• [YOUR GOAL]: Entries follow. Set all of them down as they stand.

********************

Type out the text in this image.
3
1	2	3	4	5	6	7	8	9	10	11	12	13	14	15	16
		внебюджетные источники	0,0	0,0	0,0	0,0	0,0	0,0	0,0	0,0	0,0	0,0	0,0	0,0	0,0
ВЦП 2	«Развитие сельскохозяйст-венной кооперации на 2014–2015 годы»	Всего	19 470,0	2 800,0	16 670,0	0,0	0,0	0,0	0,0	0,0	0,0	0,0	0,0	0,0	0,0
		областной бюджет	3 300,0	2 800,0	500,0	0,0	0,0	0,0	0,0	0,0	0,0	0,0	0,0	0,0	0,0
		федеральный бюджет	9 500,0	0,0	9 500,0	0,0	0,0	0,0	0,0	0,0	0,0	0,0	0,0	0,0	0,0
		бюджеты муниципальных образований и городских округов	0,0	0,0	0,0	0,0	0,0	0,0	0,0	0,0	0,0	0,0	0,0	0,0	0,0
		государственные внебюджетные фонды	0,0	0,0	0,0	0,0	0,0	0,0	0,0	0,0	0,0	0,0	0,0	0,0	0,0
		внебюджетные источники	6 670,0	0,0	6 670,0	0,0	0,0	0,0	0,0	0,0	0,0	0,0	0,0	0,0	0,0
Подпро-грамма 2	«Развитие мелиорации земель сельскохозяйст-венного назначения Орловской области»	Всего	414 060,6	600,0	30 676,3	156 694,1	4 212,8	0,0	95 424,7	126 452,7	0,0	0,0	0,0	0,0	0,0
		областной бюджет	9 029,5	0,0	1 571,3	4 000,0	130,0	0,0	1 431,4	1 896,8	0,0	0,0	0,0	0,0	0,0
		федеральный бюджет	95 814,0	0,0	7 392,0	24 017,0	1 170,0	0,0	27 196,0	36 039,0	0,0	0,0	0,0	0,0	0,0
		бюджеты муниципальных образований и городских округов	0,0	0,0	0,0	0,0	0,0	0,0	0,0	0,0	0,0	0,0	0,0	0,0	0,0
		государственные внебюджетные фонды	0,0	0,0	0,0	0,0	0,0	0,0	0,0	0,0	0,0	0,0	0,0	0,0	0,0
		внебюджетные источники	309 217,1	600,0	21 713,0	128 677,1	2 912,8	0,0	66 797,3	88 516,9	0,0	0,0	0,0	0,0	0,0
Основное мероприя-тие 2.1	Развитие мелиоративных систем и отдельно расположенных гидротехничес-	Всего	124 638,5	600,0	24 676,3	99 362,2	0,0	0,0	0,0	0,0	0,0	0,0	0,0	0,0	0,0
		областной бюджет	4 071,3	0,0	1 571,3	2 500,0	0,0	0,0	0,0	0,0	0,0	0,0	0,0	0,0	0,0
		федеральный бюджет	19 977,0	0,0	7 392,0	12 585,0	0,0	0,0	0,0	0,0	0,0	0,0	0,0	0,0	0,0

********************

• [WRITTEN RESPONSE]:
Type out the text in this image.
3
1	2	3	4	5	6	7	8	9	10	11	12	13	14	15	16
		внебюджетные источники	0,0	0,0	0,0	0,0	0,0	0,0	0,0	0,0	0,0	0,0	0,0	0,0	0,0
ВЦП 2	«Развитие сельскохозяйст-венной кооперации на 2014–2015 годы»	Всего	19 470,0	2 800,0	16 670,0	0,0	0,0	0,0	0,0	0,0	0,0	0,0	0,0	0,0	0,0
		областной бюджет	3 300,0	2 800,0	500,0	0,0	0,0	0,0	0,0	0,0	0,0	0,0	0,0	0,0	0,0
		федеральный бюджет	9 500,0	0,0	9 500,0	0,0	0,0	0,0	0,0	0,0	0,0	0,0	0,0	0,0	0,0
		бюджеты муниципальных образований и городских округов	0,0	0,0	0,0	0,0	0,0	0,0	0,0	0,0	0,0	0,0	0,0	0,0	0,0
		государственные внебюджетные фонды	0,0	0,0	0,0	0,0	0,0	0,0	0,0	0,0	0,0	0,0	0,0	0,0	0,0
		внебюджетные источники	6 670,0	0,0	6 670,0	0,0	0,0	0,0	0,0	0,0	0,0	0,0	0,0	0,0	0,0
Подпро-грамма 2	«Развитие мелиорации земель сельскохозяйст-венного назначения Орловской области»	Всего	414 060,6	600,0	30 676,3	156 694,1	4 212,8	0,0	95 424,7	126 452,7	0,0	0,0	0,0	0,0	0,0
		областной бюджет	9 029,5	0,0	1 571,3	4 000,0	130,0	0,0	1 431,4	1 896,8	0,0	0,0	0,0	0,0	0,0
		федеральный бюджет	95 814,0	0,0	7 392,0	24 017,0	1 170,0	0,0	27 196,0	36 039,0	0,0	0,0	0,0	0,0	0,0
		бюджеты муниципальных образований и городских округов	0,0	0,0	0,0	0,0	0,0	0,0	0,0	0,0	0,0	0,0	0,0	0,0	0,0
		государственные внебюджетные фонды	0,0	0,0	0,0	0,0	0,0	0,0	0,0	0,0	0,0	0,0	0,0	0,0	0,0
		внебюджетные источники	309 217,1	600,0	21 713,0	128 677,1	2 912,8	0,0	66 797,3	88 516,9	0,0	0,0	0,0	0,0	0,0
Основное мероприя-тие 2.1	Развитие мелиоративных систем и отдельно расположенных гидротехничес-	Всего	124 638,5	600,0	24 676,3	99 362,2	0,0	0,0	0,0	0,0	0,0	0,0	0,0	0,0	0,0
		областной бюджет	4 071,3	0,0	1 571,3	2 500,0	0,0	0,0	0,0	0,0	0,0	0,0	0,0	0,0	0,0
		федеральный бюджет	19 977,0	0,0	7 392,0	12 585,0	0,0	0,0	0,0	0,0	0,0	0,0	0,0	0,0	0,0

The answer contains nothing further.